Exercise task:
Please repeat all of the listing exactly.
---- Data for the task
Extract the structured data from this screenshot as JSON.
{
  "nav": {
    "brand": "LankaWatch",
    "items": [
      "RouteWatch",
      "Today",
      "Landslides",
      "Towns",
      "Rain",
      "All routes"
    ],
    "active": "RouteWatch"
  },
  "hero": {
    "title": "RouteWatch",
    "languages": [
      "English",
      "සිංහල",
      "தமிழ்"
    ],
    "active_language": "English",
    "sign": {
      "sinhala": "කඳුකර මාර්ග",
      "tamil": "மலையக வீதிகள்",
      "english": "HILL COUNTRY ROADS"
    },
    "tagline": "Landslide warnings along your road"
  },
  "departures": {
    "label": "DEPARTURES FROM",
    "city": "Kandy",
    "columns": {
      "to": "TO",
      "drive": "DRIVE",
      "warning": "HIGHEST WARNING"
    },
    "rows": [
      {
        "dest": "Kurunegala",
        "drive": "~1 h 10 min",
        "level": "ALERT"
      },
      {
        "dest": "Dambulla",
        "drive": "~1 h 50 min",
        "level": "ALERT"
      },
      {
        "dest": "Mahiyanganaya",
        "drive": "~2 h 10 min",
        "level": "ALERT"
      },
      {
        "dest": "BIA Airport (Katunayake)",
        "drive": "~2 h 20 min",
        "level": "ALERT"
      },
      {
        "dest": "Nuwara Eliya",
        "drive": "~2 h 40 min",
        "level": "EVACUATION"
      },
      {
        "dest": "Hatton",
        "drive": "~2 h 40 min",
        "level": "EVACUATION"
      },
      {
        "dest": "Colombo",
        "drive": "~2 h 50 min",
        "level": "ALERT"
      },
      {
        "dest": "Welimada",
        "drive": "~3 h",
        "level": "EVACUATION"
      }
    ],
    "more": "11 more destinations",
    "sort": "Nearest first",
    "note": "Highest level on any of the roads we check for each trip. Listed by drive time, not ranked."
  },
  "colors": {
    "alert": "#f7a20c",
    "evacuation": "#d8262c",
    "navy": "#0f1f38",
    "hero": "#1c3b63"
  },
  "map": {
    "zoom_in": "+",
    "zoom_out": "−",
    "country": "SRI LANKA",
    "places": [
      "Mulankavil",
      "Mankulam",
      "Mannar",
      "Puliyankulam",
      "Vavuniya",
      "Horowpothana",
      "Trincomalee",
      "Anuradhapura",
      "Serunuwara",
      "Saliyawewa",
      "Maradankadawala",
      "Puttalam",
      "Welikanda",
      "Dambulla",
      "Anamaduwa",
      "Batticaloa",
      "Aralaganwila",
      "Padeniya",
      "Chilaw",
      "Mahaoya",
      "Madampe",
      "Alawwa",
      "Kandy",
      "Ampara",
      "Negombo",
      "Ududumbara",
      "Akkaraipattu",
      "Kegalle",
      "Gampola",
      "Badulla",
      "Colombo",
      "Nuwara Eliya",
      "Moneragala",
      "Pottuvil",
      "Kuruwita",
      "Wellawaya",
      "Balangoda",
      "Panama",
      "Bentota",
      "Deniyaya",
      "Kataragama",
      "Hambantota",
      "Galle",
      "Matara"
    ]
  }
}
--------
Output of the task:
Extract the structured data from this screenshot as JSON.
{
  "nav": {
    "brand": "LankaWatch",
    "items": [
      "RouteWatch",
      "Today",
      "Landslides",
      "Towns",
      "Rain",
      "All routes"
    ],
    "active": "RouteWatch"
  },
  "hero": {
    "title": "RouteWatch",
    "languages": [
      "English",
      "සිංහල",
      "தமிழ்"
    ],
    "active_language": "English",
    "sign": {
      "sinhala": "කඳුකර මාර්ග",
      "tamil": "மலையக வீதிகள்",
      "english": "HILL COUNTRY ROADS"
    },
    "tagline": "Landslide warnings along your road"
  },
  "departures": {
    "label": "DEPARTURES FROM",
    "city": "Kandy",
    "columns": {
      "to": "TO",
      "drive": "DRIVE",
      "warning": "HIGHEST WARNING"
    },
    "rows": [
      {
        "dest": "Kurunegala",
        "drive": "~1 h 10 min",
        "level": "ALERT"
      },
      {
        "dest": "Dambulla",
        "drive": "~1 h 50 min",
        "level": "ALERT"
      },
      {
        "dest": "Mahiyanganaya",
        "drive": "~2 h 10 min",
        "level": "ALERT"
      },
      {
        "dest": "BIA Airport (Katunayake)",
        "drive": "~2 h 20 min",
        "level": "ALERT"
      },
      {
        "dest": "Nuwara Eliya",
        "drive": "~2 h 40 min",
        "level": "EVACUATION"
      },
      {
        "dest": "Hatton",
        "drive": "~2 h 40 min",
        "level": "EVACUATION"
      },
      {
        "dest": "Colombo",
        "drive": "~2 h 50 min",
        "level": "ALERT"
      },
      {
        "dest": "Welimada",
        "drive": "~3 h",
        "level": "EVACUATION"
      }
    ],
    "more": "11 more destinations",
    "sort": "Nearest first",
    "note": "Highest level on any of the roads we check for each trip. Listed by drive time, not ranked."
  },
  "colors": {
    "alert": "#f7a20c",
    "evacuation": "#d8262c",
    "navy": "#0f1f38",
    "hero": "#1c3b63"
  },
  "map": {
    "zoom_in": "+",
    "zoom_out": "−",
    "country": "SRI LANKA",
    "places": [
      "Mulankavil",
      "Mankulam",
      "Mannar",
      "Puliyankulam",
      "Vavuniya",
      "Horowpothana",
      "Trincomalee",
      "Anuradhapura",
      "Serunuwara",
      "Saliyawewa",
      "Maradankadawala",
      "Puttalam",
      "Welikanda",
      "Dambulla",
      "Anamaduwa",
      "Batticaloa",
      "Aralaganwila",
      "Padeniya",
      "Chilaw",
      "Mahaoya",
      "Madampe",
      "Alawwa",
      "Kandy",
      "Ampara",
      "Negombo",
      "Ududumbara",
      "Akkaraipattu",
      "Kegalle",
      "Gampola",
      "Badulla",
      "Colombo",
      "Nuwara Eliya",
      "Moneragala",
      "Pottuvil",
      "Kuruwita",
      "Wellawaya",
      "Balangoda",
      "Panama",
      "Bentota",
      "Deniyaya",
      "Kataragama",
      "Hambantota",
      "Galle",
      "Matara"
    ]
  }
}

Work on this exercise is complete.